DATA SHOWN:
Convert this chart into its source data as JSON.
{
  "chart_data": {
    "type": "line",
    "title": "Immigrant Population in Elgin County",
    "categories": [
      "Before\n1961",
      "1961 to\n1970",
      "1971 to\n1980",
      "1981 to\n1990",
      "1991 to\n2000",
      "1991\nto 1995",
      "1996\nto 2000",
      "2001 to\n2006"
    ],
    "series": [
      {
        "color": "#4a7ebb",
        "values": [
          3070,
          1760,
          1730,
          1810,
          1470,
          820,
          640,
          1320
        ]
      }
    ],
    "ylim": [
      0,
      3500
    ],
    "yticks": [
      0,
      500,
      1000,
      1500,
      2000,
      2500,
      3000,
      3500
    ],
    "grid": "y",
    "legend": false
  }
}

WORK INSTRUCTIONS:
Make an exact copy of the data above.

OUTPUT:
Convert this chart into its source data as JSON.
{
  "chart_data": {
    "type": "line",
    "title": "Immigrant Population in Elgin County",
    "categories": [
      "Before\n1961",
      "1961 to\n1970",
      "1971 to\n1980",
      "1981 to\n1990",
      "1991 to\n2000",
      "1991\nto 1995",
      "1996\nto 2000",
      "2001 to\n2006"
    ],
    "series": [
      {
        "color": "#4a7ebb",
        "values": [
          3070,
          1760,
          1730,
          1810,
          1470,
          820,
          640,
          1320
        ]
      }
    ],
    "ylim": [
      0,
      3500
    ],
    "yticks": [
      0,
      500,
      1000,
      1500,
      2000,
      2500,
      3000,
      3500
    ],
    "grid": "y",
    "legend": false
  }
}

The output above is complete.